• [Problem statement]: Repeat the items verbatim, starting at their first line and ending with the line that contains "svg-text:180: 180 <box>337 166 349 175</box>", including that line.

◆ ◆ ◆

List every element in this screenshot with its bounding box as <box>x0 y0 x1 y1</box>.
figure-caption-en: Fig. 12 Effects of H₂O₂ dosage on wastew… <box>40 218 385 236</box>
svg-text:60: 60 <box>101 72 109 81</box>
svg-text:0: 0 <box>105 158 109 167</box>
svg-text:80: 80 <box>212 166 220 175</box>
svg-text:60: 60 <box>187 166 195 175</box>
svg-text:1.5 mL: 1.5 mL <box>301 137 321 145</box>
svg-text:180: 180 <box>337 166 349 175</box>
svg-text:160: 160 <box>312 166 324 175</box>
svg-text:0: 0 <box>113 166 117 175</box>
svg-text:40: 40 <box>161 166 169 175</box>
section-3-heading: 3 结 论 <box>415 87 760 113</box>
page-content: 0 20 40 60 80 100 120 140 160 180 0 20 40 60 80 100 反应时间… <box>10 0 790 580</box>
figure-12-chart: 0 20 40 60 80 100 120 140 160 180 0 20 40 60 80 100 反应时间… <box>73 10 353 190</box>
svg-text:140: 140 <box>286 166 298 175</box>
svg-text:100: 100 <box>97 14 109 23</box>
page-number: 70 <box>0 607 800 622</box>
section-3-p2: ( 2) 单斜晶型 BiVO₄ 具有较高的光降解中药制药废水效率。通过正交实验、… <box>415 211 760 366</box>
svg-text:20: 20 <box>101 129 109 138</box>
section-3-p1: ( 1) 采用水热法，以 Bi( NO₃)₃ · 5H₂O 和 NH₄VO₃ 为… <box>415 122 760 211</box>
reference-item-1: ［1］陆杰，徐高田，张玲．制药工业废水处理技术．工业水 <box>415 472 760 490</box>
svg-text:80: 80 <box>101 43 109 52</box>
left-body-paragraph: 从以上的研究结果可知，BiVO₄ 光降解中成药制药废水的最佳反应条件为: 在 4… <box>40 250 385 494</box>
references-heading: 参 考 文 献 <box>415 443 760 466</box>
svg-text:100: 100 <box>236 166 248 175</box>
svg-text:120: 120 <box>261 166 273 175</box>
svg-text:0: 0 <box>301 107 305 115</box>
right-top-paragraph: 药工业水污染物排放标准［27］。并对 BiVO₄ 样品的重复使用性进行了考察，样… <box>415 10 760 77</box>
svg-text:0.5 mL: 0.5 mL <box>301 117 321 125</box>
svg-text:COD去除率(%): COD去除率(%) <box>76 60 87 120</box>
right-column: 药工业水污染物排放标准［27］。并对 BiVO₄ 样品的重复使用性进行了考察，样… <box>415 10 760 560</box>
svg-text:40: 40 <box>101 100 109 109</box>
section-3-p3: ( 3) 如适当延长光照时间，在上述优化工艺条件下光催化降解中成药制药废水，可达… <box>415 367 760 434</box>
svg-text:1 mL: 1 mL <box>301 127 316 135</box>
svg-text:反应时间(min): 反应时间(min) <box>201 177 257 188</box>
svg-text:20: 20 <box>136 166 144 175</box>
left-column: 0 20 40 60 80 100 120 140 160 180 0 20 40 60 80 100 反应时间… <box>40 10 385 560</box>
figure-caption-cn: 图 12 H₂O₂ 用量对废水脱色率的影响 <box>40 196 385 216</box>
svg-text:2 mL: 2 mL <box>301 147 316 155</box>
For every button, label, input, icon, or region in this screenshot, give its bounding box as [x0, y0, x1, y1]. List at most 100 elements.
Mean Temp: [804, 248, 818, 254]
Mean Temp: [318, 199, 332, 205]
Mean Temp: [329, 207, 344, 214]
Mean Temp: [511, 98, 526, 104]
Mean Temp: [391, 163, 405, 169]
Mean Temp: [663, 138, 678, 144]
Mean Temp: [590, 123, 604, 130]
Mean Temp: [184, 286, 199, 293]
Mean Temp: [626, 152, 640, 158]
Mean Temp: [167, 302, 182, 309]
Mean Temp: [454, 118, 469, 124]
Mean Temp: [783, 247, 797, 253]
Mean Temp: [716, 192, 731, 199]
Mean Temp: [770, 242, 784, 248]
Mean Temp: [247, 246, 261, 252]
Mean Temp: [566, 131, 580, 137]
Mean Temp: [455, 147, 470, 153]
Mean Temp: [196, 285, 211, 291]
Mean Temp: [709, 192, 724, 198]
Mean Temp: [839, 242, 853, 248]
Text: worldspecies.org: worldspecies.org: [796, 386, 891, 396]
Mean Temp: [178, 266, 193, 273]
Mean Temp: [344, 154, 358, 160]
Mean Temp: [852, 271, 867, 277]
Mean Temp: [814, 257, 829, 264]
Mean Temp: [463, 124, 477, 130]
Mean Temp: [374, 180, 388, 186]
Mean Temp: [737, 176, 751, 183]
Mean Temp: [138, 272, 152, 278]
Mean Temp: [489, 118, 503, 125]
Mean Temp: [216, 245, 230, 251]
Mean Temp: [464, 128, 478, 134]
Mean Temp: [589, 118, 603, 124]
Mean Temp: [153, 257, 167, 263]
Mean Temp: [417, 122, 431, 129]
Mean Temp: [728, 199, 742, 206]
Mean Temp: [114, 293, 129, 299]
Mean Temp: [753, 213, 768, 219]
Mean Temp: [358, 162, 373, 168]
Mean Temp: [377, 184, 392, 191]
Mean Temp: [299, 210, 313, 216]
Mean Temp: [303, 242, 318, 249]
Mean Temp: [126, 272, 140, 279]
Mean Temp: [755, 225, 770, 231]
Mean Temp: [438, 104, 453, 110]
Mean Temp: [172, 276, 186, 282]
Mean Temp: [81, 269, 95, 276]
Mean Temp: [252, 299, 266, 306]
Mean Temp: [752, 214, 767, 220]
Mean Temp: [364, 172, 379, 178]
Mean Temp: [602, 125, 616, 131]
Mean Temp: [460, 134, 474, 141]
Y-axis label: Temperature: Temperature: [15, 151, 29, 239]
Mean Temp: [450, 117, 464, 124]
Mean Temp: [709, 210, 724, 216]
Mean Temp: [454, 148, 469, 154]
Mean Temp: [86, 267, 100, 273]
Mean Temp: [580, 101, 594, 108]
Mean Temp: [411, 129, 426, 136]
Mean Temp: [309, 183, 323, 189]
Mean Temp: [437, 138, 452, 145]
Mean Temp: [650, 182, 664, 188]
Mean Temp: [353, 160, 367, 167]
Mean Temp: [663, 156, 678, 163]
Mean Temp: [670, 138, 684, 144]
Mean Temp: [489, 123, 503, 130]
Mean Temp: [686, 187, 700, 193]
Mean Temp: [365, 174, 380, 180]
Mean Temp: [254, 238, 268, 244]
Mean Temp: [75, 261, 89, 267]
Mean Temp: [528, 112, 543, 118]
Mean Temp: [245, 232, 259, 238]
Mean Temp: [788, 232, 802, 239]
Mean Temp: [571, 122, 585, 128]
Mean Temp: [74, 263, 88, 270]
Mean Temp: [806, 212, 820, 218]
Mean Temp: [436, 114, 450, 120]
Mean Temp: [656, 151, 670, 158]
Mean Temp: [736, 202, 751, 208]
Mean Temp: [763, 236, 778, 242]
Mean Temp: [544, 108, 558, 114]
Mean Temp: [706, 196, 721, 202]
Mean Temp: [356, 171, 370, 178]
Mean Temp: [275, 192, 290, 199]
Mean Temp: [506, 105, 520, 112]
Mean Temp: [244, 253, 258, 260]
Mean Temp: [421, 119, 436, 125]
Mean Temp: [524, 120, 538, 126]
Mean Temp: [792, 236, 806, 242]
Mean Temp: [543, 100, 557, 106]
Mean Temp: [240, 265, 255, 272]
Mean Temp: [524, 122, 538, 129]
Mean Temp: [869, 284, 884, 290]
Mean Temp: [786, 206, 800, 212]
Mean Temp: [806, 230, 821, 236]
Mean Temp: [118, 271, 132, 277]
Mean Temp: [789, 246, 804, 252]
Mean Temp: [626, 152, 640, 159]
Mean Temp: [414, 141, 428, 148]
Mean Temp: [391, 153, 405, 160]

◆ ◆ ◆

• [Solution for this task]:
List every element in this screenshot with its bounding box as <box>x0 y0 x1 y1</box>.
figure-caption-en: Fig. 12 Effects of H₂O₂ dosage on wastew… <box>40 218 385 236</box>
svg-text:60: 60 <box>101 72 109 81</box>
svg-text:0: 0 <box>105 158 109 167</box>
svg-text:80: 80 <box>212 166 220 175</box>
svg-text:60: 60 <box>187 166 195 175</box>
svg-text:1.5 mL: 1.5 mL <box>301 137 321 145</box>
svg-text:180: 180 <box>337 166 349 175</box>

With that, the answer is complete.